Job:
Keep only those lines of the records that include the string "Numer".

:: Material provided

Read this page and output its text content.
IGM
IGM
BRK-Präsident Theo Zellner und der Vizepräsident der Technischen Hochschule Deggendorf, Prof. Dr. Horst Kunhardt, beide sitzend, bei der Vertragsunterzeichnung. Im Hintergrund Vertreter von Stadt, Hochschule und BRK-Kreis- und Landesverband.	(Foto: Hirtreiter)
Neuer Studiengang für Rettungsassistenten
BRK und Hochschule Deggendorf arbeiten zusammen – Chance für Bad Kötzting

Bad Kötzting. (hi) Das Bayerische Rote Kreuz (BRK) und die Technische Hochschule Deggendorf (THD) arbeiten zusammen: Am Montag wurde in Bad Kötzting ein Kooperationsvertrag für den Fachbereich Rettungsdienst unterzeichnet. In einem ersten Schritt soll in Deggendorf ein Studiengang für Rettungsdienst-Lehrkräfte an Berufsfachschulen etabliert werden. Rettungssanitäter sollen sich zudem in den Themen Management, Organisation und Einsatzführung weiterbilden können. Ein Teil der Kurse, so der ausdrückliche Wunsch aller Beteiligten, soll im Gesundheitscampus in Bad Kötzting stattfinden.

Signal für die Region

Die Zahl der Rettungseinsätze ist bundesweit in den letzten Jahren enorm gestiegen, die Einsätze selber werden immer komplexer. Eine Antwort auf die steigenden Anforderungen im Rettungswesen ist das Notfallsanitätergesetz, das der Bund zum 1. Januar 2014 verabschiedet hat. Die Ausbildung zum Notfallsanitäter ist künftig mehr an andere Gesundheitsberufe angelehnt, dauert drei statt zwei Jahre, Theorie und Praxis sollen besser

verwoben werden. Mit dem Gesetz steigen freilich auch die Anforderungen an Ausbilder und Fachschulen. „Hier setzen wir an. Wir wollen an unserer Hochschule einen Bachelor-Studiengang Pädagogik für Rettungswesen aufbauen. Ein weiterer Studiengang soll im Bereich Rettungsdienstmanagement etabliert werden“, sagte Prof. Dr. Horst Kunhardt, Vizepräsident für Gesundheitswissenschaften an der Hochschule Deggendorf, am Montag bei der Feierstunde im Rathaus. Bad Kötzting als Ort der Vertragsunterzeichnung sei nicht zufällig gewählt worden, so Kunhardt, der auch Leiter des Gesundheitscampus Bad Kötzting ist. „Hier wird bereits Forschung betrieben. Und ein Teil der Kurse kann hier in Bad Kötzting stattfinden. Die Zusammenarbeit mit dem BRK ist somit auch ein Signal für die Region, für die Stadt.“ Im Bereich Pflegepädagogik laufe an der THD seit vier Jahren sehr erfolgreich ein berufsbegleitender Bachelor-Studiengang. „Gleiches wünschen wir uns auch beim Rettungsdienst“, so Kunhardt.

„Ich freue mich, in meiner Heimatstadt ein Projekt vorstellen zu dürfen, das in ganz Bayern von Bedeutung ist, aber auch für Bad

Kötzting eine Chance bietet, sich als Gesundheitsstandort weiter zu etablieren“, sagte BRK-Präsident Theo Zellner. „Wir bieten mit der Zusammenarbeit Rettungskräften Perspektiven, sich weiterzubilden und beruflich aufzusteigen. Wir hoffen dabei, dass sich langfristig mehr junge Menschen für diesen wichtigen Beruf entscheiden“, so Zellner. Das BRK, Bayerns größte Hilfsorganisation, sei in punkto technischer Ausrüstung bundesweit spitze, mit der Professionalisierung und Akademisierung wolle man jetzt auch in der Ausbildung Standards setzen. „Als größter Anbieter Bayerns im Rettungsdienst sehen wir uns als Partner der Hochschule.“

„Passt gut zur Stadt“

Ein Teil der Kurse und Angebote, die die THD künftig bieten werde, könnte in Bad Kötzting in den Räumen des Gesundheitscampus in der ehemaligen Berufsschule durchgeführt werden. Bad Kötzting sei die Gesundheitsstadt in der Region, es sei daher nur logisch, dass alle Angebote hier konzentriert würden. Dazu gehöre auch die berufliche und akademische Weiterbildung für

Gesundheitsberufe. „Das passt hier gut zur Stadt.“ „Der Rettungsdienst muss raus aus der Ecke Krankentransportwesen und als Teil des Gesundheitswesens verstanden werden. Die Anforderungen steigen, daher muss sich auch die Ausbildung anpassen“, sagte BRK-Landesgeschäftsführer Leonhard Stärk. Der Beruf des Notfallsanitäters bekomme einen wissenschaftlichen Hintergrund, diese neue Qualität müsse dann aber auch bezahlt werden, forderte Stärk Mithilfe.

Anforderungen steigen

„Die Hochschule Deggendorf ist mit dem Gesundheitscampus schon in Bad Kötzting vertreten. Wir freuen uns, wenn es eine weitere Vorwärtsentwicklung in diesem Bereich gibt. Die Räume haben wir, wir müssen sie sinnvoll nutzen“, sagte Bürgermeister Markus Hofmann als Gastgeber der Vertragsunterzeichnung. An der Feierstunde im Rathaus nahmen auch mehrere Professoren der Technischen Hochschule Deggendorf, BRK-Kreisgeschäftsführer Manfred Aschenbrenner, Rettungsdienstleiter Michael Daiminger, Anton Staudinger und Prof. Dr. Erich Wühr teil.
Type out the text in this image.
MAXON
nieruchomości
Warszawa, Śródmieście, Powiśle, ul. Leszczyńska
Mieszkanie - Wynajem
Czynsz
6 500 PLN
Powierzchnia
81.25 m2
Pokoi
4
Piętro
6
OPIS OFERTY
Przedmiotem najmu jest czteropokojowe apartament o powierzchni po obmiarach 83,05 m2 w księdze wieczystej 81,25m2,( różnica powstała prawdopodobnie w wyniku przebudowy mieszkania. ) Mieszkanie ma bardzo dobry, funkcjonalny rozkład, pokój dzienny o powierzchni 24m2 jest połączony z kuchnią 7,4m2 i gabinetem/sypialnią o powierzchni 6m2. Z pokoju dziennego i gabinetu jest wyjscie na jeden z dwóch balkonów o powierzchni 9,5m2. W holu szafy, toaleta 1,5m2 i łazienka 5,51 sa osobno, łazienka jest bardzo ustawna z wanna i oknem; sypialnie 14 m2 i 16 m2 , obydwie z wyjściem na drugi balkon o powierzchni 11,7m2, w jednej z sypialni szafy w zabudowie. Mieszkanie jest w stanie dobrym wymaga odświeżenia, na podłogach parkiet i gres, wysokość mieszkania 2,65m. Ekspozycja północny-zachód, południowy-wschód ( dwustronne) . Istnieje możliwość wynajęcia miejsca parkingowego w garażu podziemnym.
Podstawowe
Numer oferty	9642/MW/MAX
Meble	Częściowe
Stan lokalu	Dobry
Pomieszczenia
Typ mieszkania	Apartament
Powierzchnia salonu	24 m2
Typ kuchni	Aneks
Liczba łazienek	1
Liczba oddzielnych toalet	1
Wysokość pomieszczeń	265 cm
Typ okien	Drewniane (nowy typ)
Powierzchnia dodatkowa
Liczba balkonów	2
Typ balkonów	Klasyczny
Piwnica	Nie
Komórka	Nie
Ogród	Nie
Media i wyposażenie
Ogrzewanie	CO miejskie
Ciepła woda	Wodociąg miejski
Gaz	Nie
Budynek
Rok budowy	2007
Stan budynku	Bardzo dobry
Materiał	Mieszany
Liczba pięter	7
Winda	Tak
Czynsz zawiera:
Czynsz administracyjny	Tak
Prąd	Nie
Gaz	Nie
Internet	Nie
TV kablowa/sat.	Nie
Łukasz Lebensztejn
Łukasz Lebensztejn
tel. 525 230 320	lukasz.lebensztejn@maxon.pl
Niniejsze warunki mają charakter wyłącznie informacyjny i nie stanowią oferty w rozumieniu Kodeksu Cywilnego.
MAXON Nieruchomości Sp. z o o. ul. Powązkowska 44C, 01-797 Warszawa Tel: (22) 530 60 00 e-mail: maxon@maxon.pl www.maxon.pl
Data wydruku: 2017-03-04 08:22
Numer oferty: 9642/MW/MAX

::::

Full output:
Numer oferty	9642/MW/MAX
Numer oferty: 9642/MW/MAX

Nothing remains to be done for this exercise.